Exercise requirements:
Exactly repeat the full listing that follows.

Task material:
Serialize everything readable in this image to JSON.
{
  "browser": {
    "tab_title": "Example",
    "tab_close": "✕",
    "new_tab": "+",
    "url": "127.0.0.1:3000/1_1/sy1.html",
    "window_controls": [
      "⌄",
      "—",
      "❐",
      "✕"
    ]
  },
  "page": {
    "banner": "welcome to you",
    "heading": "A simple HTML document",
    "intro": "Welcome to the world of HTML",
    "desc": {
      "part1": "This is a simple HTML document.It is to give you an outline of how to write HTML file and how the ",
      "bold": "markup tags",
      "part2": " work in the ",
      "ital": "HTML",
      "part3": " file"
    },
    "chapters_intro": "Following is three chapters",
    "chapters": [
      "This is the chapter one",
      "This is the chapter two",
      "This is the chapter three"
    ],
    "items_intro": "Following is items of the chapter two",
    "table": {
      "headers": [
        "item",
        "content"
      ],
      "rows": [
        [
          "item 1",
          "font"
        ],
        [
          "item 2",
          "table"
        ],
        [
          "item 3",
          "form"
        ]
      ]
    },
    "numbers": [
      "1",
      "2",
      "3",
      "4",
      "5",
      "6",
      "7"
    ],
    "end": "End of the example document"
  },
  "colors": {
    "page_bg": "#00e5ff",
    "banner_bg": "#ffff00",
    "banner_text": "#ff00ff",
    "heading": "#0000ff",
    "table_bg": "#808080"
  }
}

Solution for this task:
Serialize everything readable in this image to JSON.
{
  "browser": {
    "tab_title": "Example",
    "tab_close": "✕",
    "new_tab": "+",
    "url": "127.0.0.1:3000/1_1/sy1.html",
    "window_controls": [
      "⌄",
      "—",
      "❐",
      "✕"
    ]
  },
  "page": {
    "banner": "welcome to you",
    "heading": "A simple HTML document",
    "intro": "Welcome to the world of HTML",
    "desc": {
      "part1": "This is a simple HTML document.It is to give you an outline of how to write HTML file and how the ",
      "bold": "markup tags",
      "part2": " work in the ",
      "ital": "HTML",
      "part3": " file"
    },
    "chapters_intro": "Following is three chapters",
    "chapters": [
      "This is the chapter one",
      "This is the chapter two",
      "This is the chapter three"
    ],
    "items_intro": "Following is items of the chapter two",
    "table": {
      "headers": [
        "item",
        "content"
      ],
      "rows": [
        [
          "item 1",
          "font"
        ],
        [
          "item 2",
          "table"
        ],
        [
          "item 3",
          "form"
        ]
      ]
    },
    "numbers": [
      "1",
      "2",
      "3",
      "4",
      "5",
      "6",
      "7"
    ],
    "end": "End of the example document"
  },
  "colors": {
    "page_bg": "#00e5ff",
    "banner_bg": "#ffff00",
    "banner_text": "#ff00ff",
    "heading": "#0000ff",
    "table_bg": "#808080"
  }
}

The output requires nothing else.